-- Start of INPUT ROWS --
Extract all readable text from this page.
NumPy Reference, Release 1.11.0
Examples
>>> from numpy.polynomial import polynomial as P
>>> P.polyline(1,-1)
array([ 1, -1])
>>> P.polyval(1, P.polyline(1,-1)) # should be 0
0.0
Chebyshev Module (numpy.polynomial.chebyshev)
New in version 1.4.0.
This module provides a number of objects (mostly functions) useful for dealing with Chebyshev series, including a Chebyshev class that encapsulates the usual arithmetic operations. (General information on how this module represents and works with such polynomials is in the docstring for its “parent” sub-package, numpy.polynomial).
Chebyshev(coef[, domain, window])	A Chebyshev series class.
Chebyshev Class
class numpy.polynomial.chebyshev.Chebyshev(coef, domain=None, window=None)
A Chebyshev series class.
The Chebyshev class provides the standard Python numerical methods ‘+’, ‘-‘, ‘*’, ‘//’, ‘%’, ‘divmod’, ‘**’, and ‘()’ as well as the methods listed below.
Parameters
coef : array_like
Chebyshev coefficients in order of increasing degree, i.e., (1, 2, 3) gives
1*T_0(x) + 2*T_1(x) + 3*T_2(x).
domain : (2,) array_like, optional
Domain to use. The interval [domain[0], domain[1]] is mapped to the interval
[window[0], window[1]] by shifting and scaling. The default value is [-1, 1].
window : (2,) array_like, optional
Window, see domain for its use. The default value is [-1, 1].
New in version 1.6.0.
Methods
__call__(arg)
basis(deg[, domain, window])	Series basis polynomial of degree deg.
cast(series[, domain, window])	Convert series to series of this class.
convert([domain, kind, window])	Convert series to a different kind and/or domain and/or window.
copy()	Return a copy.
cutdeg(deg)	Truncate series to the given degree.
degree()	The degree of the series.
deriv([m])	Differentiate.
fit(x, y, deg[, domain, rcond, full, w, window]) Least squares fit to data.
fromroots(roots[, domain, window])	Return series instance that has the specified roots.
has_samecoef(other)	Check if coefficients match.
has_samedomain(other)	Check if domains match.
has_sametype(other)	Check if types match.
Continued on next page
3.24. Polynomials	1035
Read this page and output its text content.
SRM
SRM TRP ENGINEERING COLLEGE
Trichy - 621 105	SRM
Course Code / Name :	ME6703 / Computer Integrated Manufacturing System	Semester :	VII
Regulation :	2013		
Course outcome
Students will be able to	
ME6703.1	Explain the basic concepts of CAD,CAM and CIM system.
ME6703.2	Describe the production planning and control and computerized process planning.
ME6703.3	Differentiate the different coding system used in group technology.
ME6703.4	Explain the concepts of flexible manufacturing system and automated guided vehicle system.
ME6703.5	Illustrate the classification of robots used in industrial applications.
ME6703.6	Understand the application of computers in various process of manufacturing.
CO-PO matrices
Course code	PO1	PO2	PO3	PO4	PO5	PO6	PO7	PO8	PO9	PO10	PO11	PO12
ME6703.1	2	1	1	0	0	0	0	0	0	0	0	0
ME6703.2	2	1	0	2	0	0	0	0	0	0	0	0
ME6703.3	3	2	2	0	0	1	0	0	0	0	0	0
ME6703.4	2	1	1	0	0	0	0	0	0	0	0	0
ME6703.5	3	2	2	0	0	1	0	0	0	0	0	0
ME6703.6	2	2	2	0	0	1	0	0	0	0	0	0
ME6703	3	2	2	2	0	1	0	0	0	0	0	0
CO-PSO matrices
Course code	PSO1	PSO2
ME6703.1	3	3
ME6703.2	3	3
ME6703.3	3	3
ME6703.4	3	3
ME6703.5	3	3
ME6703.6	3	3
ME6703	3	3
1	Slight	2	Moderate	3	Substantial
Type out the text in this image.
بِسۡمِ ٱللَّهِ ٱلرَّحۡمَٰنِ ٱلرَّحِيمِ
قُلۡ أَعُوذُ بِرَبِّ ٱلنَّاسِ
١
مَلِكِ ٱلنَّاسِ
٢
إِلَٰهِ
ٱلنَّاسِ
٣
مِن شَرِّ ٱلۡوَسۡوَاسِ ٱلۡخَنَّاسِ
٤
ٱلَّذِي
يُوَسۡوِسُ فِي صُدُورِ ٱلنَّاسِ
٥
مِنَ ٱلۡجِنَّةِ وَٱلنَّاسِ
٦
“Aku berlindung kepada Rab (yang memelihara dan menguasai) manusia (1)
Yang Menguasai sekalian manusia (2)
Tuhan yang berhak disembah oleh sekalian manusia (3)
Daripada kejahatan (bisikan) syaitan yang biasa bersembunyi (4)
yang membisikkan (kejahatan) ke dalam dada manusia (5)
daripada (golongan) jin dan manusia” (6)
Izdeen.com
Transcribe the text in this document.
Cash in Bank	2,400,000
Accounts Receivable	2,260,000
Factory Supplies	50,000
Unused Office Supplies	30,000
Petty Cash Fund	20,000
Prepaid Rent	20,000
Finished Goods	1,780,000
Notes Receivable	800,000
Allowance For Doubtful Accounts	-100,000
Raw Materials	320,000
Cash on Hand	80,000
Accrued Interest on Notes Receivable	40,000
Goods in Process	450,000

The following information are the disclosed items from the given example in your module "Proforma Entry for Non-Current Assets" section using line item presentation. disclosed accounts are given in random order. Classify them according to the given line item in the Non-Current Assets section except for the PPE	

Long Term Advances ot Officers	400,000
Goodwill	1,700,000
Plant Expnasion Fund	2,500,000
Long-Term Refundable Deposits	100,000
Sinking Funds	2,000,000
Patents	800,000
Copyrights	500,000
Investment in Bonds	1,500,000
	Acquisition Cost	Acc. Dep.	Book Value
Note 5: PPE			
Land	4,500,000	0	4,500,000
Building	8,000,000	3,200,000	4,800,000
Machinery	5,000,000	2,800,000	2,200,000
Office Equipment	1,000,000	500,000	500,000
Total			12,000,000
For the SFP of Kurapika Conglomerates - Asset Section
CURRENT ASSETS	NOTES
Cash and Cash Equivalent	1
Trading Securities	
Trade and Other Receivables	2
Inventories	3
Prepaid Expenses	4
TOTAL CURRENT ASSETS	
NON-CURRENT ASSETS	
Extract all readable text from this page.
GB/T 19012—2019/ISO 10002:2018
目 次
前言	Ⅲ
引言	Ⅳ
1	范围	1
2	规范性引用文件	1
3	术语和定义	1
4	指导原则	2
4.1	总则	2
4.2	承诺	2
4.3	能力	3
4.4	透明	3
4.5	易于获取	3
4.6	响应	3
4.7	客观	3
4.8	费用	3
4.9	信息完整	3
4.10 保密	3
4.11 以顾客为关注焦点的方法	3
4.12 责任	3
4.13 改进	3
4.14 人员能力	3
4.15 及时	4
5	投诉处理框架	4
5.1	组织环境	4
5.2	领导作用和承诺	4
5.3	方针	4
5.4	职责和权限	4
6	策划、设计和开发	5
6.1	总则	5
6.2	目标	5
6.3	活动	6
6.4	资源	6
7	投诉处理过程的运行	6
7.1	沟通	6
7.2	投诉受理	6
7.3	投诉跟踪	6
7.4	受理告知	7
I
-- End of INPUT ROWS --
EXERCISE PROMPT → Report back each line of the entries that holds the string "sekalian".

EXERCISE RESPONSE →
Yang Menguasai sekalian manusia (2)
Tuhan yang berhak disembah oleh sekalian manusia (3)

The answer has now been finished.